WORK REQUIRED
Print every entry word for word, but omit the pictures.

— Begin MATERIAL SHOWN —

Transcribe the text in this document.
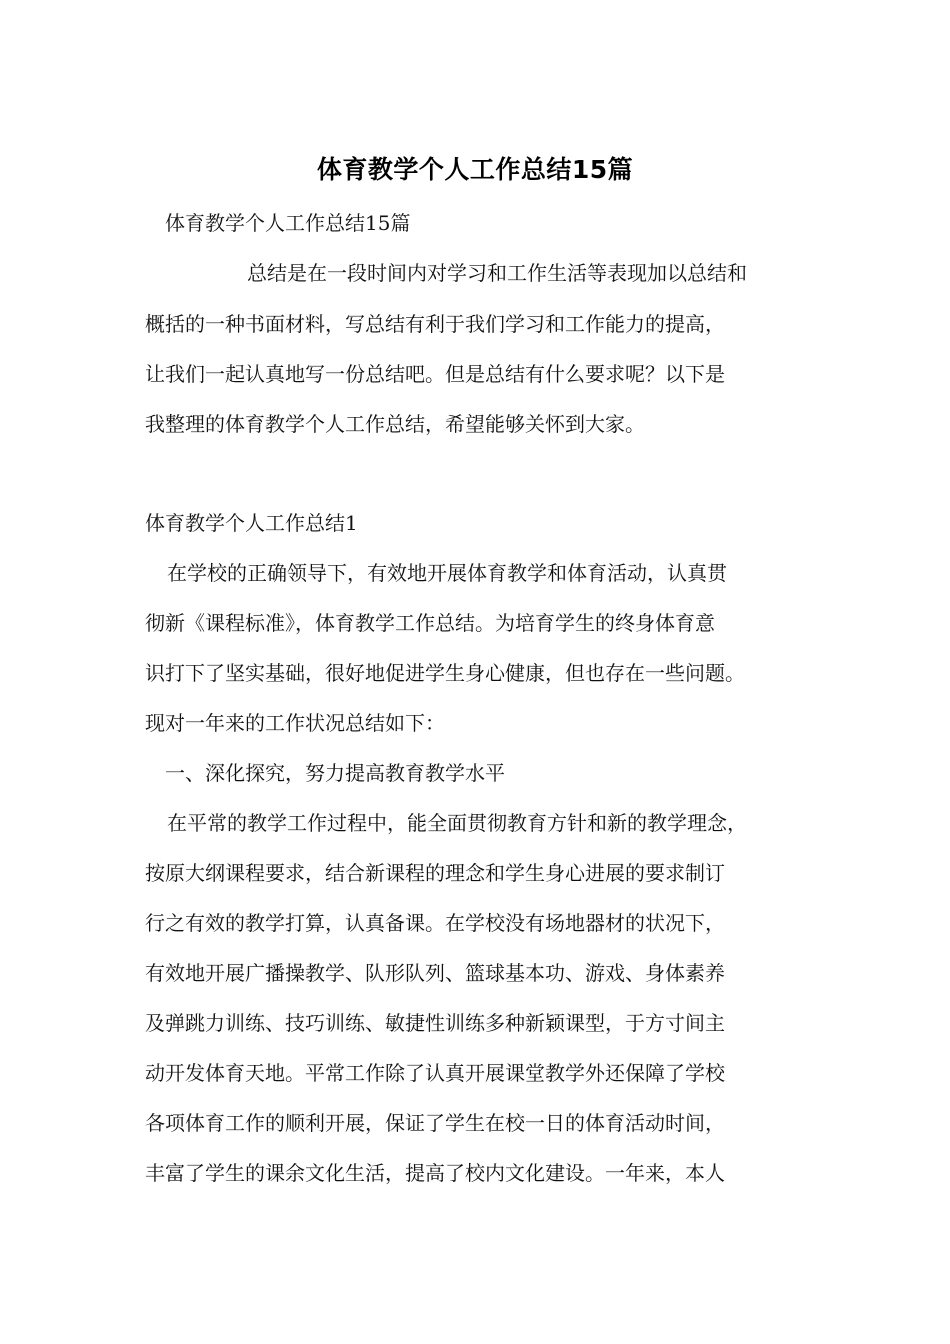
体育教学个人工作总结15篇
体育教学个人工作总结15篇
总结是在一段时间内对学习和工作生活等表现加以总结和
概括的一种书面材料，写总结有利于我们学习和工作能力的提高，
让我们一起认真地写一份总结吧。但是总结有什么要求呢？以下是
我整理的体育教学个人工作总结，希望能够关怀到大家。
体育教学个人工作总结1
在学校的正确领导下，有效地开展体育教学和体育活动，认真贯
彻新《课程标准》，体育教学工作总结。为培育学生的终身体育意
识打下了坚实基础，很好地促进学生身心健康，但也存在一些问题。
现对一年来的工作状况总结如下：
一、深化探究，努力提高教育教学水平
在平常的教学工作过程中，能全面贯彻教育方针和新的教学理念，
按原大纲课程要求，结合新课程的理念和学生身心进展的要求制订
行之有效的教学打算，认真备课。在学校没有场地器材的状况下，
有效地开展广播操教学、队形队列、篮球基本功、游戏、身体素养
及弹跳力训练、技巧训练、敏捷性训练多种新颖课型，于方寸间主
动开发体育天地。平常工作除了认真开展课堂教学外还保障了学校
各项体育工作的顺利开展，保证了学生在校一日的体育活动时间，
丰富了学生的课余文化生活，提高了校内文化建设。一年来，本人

— End MATERIAL SHOWN —

WRITTEN SOLUTION
Transcribe the text in this document.
体育教学个人工作总结15篇
体育教学个人工作总结15篇
总结是在一段时间内对学习和工作生活等表现加以总结和
概括的一种书面材料，写总结有利于我们学习和工作能力的提高，
让我们一起认真地写一份总结吧。但是总结有什么要求呢？以下是
我整理的体育教学个人工作总结，希望能够关怀到大家。
体育教学个人工作总结1
在学校的正确领导下，有效地开展体育教学和体育活动，认真贯
彻新《课程标准》，体育教学工作总结。为培育学生的终身体育意
识打下了坚实基础，很好地促进学生身心健康，但也存在一些问题。
现对一年来的工作状况总结如下：
一、深化探究，努力提高教育教学水平
在平常的教学工作过程中，能全面贯彻教育方针和新的教学理念，
按原大纲课程要求，结合新课程的理念和学生身心进展的要求制订
行之有效的教学打算，认真备课。在学校没有场地器材的状况下，
有效地开展广播操教学、队形队列、篮球基本功、游戏、身体素养
及弹跳力训练、技巧训练、敏捷性训练多种新颖课型，于方寸间主
动开发体育天地。平常工作除了认真开展课堂教学外还保障了学校
各项体育工作的顺利开展，保证了学生在校一日的体育活动时间，
丰富了学生的课余文化生活，提高了校内文化建设。一年来，本人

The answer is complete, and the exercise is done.